EXERCISE TASK: Track down every line below that holds "关联线段" and copy it.

DATA SUPPLIED:
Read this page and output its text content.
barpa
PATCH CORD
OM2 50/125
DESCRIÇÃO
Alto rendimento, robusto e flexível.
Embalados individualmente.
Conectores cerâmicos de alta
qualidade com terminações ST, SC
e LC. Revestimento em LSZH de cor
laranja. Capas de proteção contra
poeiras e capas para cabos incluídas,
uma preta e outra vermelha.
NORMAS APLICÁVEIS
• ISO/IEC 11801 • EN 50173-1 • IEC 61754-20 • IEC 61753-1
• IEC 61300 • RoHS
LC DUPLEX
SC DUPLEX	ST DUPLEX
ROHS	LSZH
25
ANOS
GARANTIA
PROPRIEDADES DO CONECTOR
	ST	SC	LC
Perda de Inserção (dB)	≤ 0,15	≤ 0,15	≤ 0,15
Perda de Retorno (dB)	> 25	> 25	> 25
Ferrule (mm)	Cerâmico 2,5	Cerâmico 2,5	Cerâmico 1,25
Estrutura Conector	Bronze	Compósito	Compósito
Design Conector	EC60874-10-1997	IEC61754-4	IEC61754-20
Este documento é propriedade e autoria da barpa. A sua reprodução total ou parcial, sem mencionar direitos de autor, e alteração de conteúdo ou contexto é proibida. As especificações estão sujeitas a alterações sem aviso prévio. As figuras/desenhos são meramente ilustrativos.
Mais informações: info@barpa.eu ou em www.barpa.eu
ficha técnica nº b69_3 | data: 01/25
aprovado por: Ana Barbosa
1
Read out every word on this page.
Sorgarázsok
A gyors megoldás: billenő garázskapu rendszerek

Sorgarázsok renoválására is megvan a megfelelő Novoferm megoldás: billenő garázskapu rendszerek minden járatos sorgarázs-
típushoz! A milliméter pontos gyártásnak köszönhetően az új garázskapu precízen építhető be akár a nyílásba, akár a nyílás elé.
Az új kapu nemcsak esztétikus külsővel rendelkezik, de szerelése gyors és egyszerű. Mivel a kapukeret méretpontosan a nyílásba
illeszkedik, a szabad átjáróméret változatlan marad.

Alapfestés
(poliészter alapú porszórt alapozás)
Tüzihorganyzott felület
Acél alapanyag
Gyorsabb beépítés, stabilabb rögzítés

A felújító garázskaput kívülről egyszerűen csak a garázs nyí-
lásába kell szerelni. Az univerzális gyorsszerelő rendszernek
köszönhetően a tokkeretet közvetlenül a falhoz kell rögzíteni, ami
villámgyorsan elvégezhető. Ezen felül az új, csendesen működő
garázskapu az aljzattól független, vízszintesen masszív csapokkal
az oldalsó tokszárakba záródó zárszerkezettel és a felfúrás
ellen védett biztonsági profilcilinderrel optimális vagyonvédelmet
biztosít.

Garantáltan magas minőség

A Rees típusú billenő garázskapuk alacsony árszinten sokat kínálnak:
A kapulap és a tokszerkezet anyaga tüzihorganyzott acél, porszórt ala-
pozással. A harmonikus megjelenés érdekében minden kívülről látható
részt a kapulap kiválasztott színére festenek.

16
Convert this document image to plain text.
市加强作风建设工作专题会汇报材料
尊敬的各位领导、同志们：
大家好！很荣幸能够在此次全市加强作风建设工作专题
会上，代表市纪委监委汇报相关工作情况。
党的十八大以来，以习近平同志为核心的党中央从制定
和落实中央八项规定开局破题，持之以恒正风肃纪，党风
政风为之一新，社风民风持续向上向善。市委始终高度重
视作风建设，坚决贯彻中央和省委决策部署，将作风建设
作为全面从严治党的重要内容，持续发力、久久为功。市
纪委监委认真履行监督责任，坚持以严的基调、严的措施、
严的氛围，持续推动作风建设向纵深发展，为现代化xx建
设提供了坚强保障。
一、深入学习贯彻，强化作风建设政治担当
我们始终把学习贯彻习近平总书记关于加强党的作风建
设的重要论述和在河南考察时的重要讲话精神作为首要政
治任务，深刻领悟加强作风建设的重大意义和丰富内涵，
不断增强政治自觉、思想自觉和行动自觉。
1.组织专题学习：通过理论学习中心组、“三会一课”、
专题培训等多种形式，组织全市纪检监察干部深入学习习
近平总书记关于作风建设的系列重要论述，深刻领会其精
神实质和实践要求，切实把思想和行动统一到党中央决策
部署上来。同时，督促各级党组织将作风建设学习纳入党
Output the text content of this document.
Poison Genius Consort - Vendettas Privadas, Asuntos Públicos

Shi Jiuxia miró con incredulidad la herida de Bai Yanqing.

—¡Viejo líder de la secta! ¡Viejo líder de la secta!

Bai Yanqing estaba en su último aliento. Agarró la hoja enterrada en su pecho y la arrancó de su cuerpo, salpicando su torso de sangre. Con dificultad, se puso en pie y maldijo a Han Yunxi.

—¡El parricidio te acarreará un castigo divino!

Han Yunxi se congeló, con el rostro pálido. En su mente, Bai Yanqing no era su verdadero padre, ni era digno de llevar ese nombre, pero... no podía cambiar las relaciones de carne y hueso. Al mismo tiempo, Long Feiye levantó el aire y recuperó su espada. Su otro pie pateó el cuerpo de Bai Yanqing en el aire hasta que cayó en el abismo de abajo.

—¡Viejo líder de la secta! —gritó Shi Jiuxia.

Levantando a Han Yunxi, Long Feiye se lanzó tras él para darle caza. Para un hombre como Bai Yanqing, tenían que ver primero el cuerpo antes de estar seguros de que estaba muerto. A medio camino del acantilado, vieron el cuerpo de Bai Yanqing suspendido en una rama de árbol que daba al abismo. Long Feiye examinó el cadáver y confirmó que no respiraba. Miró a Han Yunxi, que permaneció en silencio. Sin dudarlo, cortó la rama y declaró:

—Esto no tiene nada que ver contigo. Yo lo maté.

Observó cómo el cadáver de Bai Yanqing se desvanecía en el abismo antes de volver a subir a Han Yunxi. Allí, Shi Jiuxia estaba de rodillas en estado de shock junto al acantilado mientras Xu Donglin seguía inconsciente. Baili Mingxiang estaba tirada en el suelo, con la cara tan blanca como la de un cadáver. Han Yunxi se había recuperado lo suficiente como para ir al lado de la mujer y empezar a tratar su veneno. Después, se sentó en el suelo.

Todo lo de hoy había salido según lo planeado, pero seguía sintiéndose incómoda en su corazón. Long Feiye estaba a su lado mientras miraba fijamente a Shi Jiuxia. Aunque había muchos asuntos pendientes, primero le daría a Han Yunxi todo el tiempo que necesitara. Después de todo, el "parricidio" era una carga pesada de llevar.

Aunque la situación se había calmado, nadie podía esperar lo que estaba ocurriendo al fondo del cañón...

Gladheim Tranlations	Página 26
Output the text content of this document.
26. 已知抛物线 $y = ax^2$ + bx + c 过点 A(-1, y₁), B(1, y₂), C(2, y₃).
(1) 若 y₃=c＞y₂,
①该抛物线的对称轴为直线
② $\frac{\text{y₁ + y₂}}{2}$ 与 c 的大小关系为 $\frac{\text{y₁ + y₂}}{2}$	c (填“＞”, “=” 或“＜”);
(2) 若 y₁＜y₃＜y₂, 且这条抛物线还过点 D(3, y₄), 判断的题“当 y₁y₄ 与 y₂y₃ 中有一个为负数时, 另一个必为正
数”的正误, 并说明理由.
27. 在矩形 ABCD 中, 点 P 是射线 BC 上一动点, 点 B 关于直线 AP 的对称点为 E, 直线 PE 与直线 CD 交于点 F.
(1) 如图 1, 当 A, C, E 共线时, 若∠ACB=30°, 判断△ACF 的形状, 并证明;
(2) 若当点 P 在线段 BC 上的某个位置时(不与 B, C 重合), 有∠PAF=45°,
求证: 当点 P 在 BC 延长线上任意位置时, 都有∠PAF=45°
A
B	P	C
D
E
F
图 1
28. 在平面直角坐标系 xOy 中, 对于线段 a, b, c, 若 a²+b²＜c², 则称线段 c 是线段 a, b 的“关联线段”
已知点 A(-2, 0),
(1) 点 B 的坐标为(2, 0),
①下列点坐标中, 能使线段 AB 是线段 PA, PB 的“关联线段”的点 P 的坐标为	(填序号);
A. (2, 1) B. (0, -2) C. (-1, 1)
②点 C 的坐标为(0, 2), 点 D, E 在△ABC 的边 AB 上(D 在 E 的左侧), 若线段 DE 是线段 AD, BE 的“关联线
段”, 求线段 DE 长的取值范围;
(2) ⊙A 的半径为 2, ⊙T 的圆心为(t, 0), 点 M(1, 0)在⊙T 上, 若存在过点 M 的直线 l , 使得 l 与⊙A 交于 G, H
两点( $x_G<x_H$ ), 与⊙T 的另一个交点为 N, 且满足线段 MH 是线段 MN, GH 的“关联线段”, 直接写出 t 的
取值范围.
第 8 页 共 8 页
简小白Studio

ANSWER TO THIS EXERCISE:
28. 在平面直角坐标系 xOy 中, 对于线段 a, b, c, 若 a²+b²＜c², 则称线段 c 是线段 a, b 的“关联线段”
①下列点坐标中, 能使线段 AB 是线段 PA, PB 的“关联线段”的点 P 的坐标为	(填序号);
两点( $x_G<x_H$ ), 与⊙T 的另一个交点为 N, 且满足线段 MH 是线段 MN, GH 的“关联线段”, 直接写出 t 的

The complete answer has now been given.